■ Task ■
Repeat every line exactly, keeping the pictures out of the copy.

(Figure data in JSON)

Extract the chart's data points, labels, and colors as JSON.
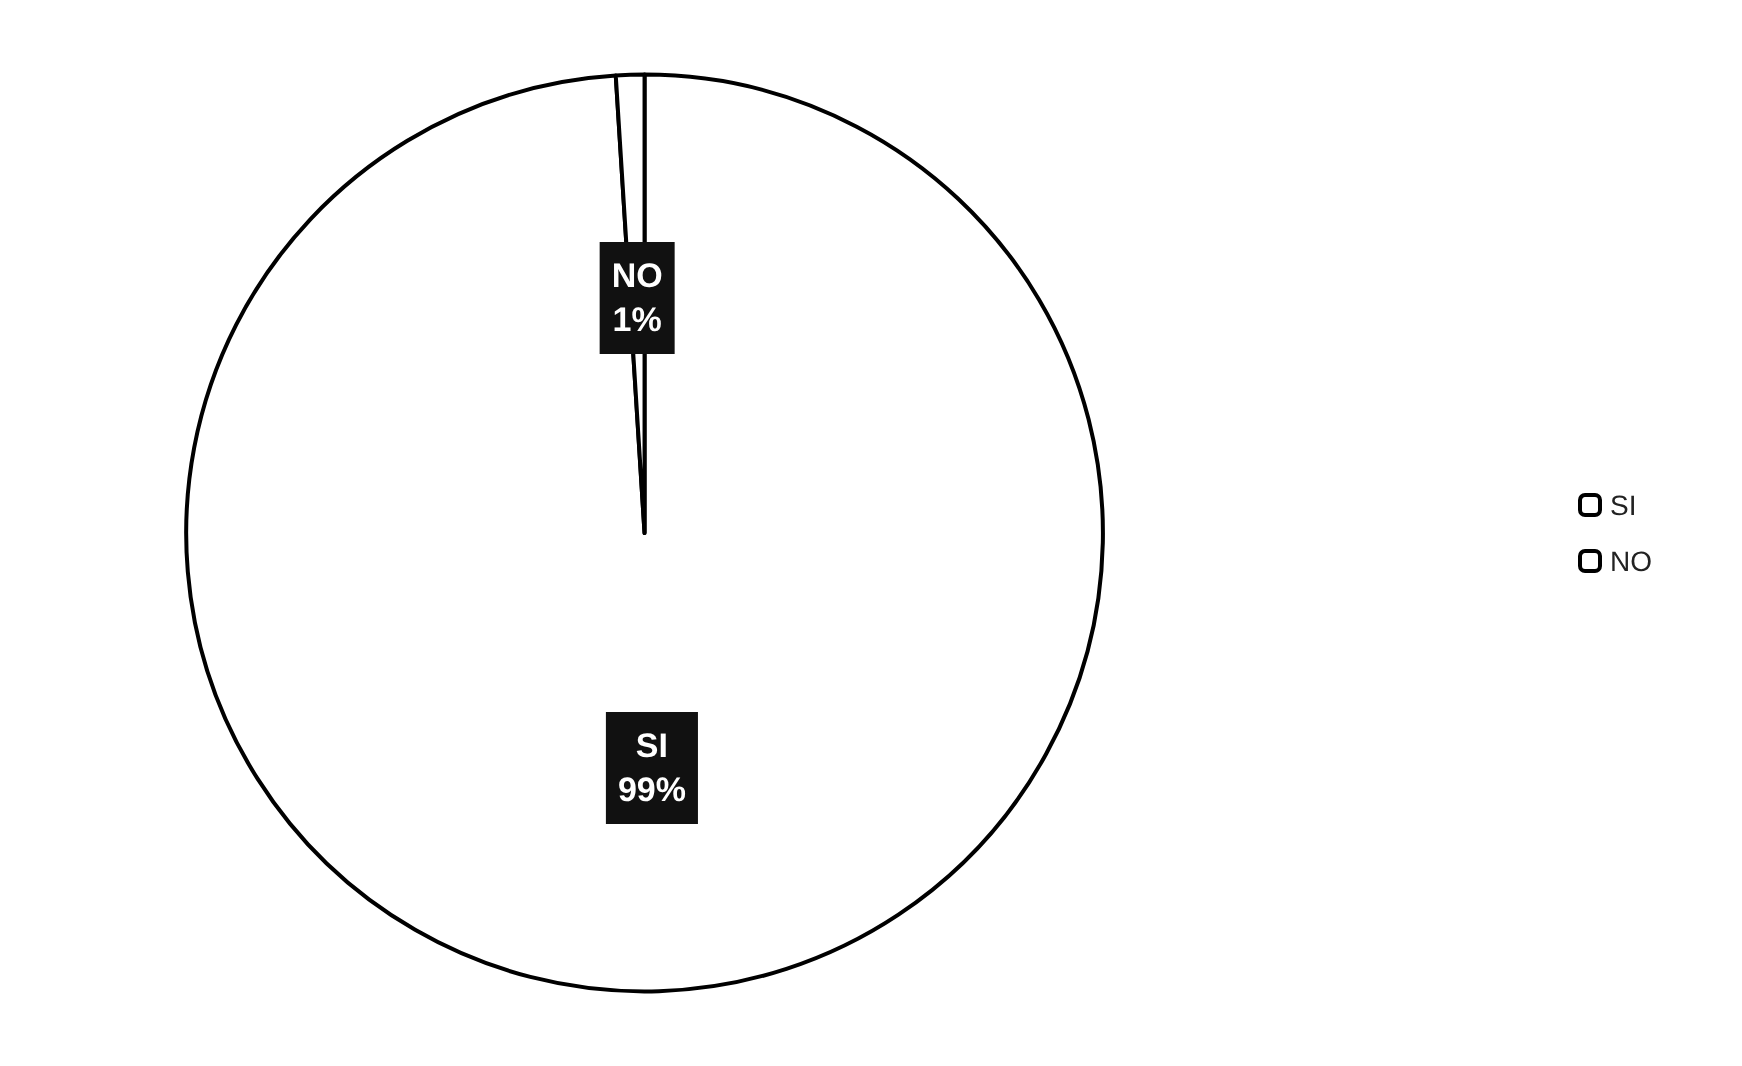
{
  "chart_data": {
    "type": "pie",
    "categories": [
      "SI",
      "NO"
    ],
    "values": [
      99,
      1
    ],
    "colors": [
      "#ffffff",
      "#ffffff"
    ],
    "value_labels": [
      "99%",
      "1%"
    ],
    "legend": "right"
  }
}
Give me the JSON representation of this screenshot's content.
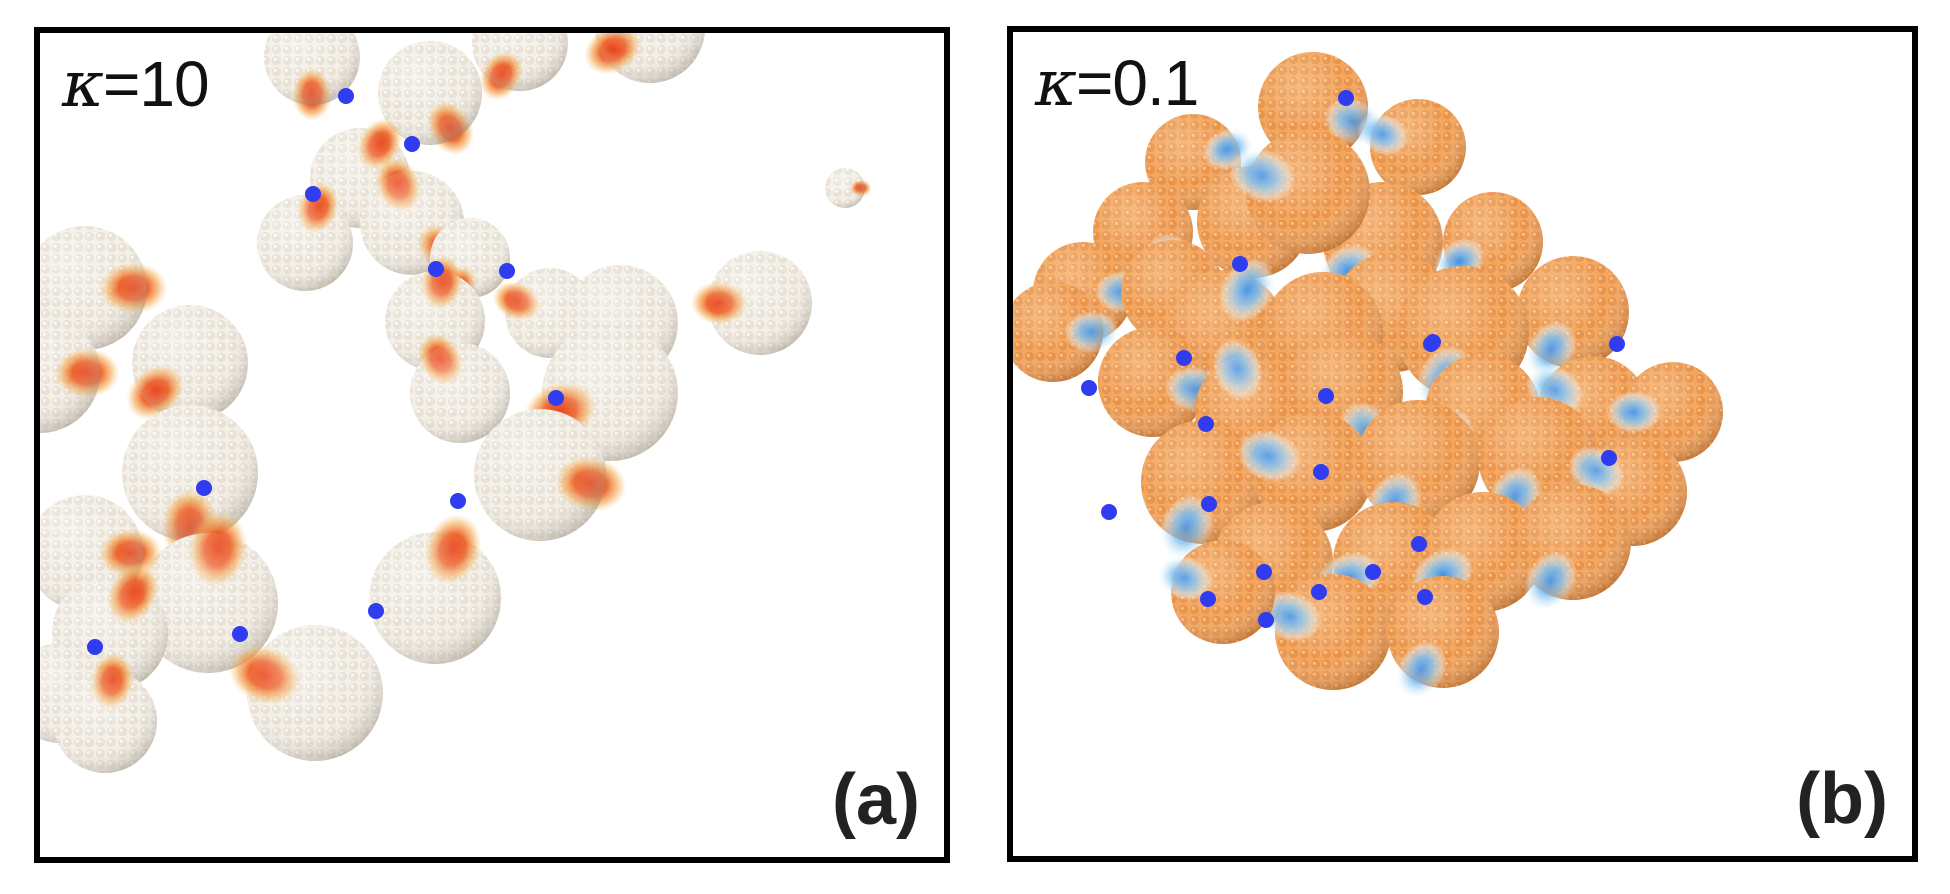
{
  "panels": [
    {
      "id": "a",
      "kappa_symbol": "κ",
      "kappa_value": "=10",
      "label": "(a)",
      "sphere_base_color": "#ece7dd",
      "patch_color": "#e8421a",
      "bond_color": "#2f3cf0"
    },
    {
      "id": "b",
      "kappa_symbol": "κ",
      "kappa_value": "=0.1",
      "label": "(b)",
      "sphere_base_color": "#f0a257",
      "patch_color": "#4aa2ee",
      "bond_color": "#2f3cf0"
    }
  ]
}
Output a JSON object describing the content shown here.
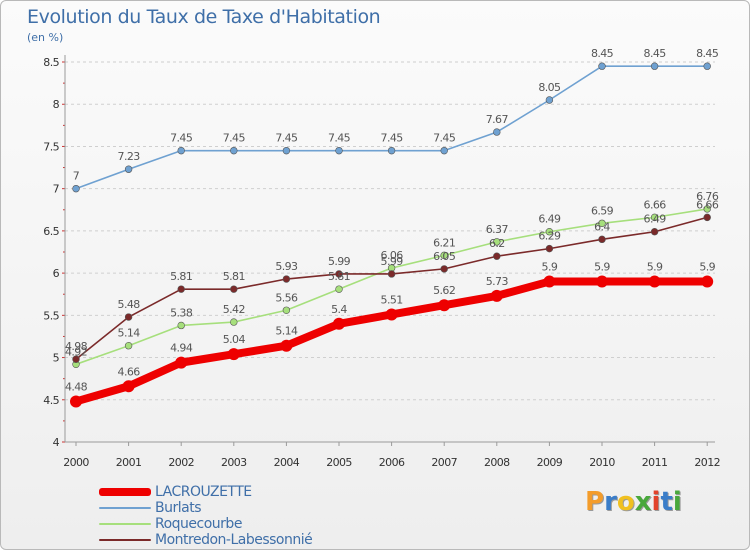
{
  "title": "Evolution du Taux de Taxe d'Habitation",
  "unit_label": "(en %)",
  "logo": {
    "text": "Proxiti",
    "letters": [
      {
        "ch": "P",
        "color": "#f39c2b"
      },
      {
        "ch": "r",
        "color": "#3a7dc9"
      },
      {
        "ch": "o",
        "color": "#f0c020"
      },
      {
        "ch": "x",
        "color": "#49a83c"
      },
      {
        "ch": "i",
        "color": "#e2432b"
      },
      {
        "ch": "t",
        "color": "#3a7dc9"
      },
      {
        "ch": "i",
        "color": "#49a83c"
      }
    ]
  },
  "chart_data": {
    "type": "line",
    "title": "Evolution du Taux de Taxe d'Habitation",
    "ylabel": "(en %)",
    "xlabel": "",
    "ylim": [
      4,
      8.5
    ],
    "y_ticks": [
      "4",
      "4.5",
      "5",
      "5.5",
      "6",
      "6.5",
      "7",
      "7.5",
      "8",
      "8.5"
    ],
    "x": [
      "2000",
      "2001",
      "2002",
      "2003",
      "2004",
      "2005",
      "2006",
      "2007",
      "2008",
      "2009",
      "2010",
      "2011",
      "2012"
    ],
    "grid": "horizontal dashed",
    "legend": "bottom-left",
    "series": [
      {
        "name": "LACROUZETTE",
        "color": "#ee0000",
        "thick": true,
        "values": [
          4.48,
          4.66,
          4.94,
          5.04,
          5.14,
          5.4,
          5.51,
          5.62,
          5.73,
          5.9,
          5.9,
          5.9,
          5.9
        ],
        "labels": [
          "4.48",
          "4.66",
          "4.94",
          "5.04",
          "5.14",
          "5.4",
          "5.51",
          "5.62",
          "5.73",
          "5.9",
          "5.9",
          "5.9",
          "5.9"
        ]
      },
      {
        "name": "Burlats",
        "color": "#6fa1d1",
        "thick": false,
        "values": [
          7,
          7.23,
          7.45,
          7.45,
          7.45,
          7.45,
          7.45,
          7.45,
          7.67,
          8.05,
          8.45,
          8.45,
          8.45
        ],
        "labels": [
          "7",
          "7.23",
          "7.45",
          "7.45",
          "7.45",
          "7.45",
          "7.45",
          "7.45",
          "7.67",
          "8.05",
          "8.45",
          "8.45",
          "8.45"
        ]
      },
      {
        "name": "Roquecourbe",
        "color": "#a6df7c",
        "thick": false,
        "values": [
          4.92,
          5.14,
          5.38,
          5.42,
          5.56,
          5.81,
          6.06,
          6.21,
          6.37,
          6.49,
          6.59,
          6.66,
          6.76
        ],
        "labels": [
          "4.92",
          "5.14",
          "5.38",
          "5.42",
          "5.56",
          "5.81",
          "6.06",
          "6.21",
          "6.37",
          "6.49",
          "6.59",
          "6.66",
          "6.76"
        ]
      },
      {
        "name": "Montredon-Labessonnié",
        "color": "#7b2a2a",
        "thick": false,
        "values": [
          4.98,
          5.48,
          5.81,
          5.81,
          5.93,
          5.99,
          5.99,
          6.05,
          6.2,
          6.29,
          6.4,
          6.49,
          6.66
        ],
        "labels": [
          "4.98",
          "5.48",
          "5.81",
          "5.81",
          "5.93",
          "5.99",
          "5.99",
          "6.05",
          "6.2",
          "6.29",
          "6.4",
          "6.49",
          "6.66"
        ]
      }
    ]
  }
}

■ Exercise result ■
Extract the chart's data points, labels, and colors as JSON.
{
  "chart_data": {
    "type": "pie",
    "categories": [
      "SI",
      "NO"
    ],
    "values": [
      99,
      1
    ],
    "colors": [
      "#ffffff",
      "#ffffff"
    ],
    "value_labels": [
      "99%",
      "1%"
    ],
    "legend": "right"
  }
}
Give me the JSON representation of this screenshot's content.
{
  "panels": [
    {
      "id": "a",
      "kappa_symbol": "κ",
      "kappa_value": "=10",
      "label": "(a)",
      "sphere_base_color": "#ece7dd",
      "patch_color": "#e8421a",
      "bond_color": "#2f3cf0"
    },
    {
      "id": "b",
      "kappa_symbol": "κ",
      "kappa_value": "=0.1",
      "label": "(b)",
      "sphere_base_color": "#f0a257",
      "patch_color": "#4aa2ee",
      "bond_color": "#2f3cf0"
    }
  ]
}
Output a JSON object describing the content shown here.
{
  "title": "Evolution du Taux de Taxe d'Habitation",
  "unit_label": "(en %)",
  "logo": {
    "text": "Proxiti",
    "letters": [
      {
        "ch": "P",
        "color": "#f39c2b"
      },
      {
        "ch": "r",
        "color": "#3a7dc9"
      },
      {
        "ch": "o",
        "color": "#f0c020"
      },
      {
        "ch": "x",
        "color": "#49a83c"
      },
      {
        "ch": "i",
        "color": "#e2432b"
      },
      {
        "ch": "t",
        "color": "#3a7dc9"
      },
      {
        "ch": "i",
        "color": "#49a83c"
      }
    ]
  },
  "chart_data": {
    "type": "line",
    "title": "Evolution du Taux de Taxe d'Habitation",
    "ylabel": "(en %)",
    "xlabel": "",
    "ylim": [
      4,
      8.5
    ],
    "y_ticks": [
      "4",
      "4.5",
      "5",
      "5.5",
      "6",
      "6.5",
      "7",
      "7.5",
      "8",
      "8.5"
    ],
    "x": [
      "2000",
      "2001",
      "2002",
      "2003",
      "2004",
      "2005",
      "2006",
      "2007",
      "2008",
      "2009",
      "2010",
      "2011",
      "2012"
    ],
    "grid": "horizontal dashed",
    "legend": "bottom-left",
    "series": [
      {
        "name": "LACROUZETTE",
        "color": "#ee0000",
        "thick": true,
        "values": [
          4.48,
          4.66,
          4.94,
          5.04,
          5.14,
          5.4,
          5.51,
          5.62,
          5.73,
          5.9,
          5.9,
          5.9,
          5.9
        ],
        "labels": [
          "4.48",
          "4.66",
          "4.94",
          "5.04",
          "5.14",
          "5.4",
          "5.51",
          "5.62",
          "5.73",
          "5.9",
          "5.9",
          "5.9",
          "5.9"
        ]
      },
      {
        "name": "Burlats",
        "color": "#6fa1d1",
        "thick": false,
        "values": [
          7,
          7.23,
          7.45,
          7.45,
          7.45,
          7.45,
          7.45,
          7.45,
          7.67,
          8.05,
          8.45,
          8.45,
          8.45
        ],
        "labels": [
          "7",
          "7.23",
          "7.45",
          "7.45",
          "7.45",
          "7.45",
          "7.45",
          "7.45",
          "7.67",
          "8.05",
          "8.45",
          "8.45",
          "8.45"
        ]
      },
      {
        "name": "Roquecourbe",
        "color": "#a6df7c",
        "thick": false,
        "values": [
          4.92,
          5.14,
          5.38,
          5.42,
          5.56,
          5.81,
          6.06,
          6.21,
          6.37,
          6.49,
          6.59,
          6.66,
          6.76
        ],
        "labels": [
          "4.92",
          "5.14",
          "5.38",
          "5.42",
          "5.56",
          "5.81",
          "6.06",
          "6.21",
          "6.37",
          "6.49",
          "6.59",
          "6.66",
          "6.76"
        ]
      },
      {
        "name": "Montredon-Labessonnié",
        "color": "#7b2a2a",
        "thick": false,
        "values": [
          4.98,
          5.48,
          5.81,
          5.81,
          5.93,
          5.99,
          5.99,
          6.05,
          6.2,
          6.29,
          6.4,
          6.49,
          6.66
        ],
        "labels": [
          "4.98",
          "5.48",
          "5.81",
          "5.81",
          "5.93",
          "5.99",
          "5.99",
          "6.05",
          "6.2",
          "6.29",
          "6.4",
          "6.49",
          "6.66"
        ]
      }
    ]
  }
}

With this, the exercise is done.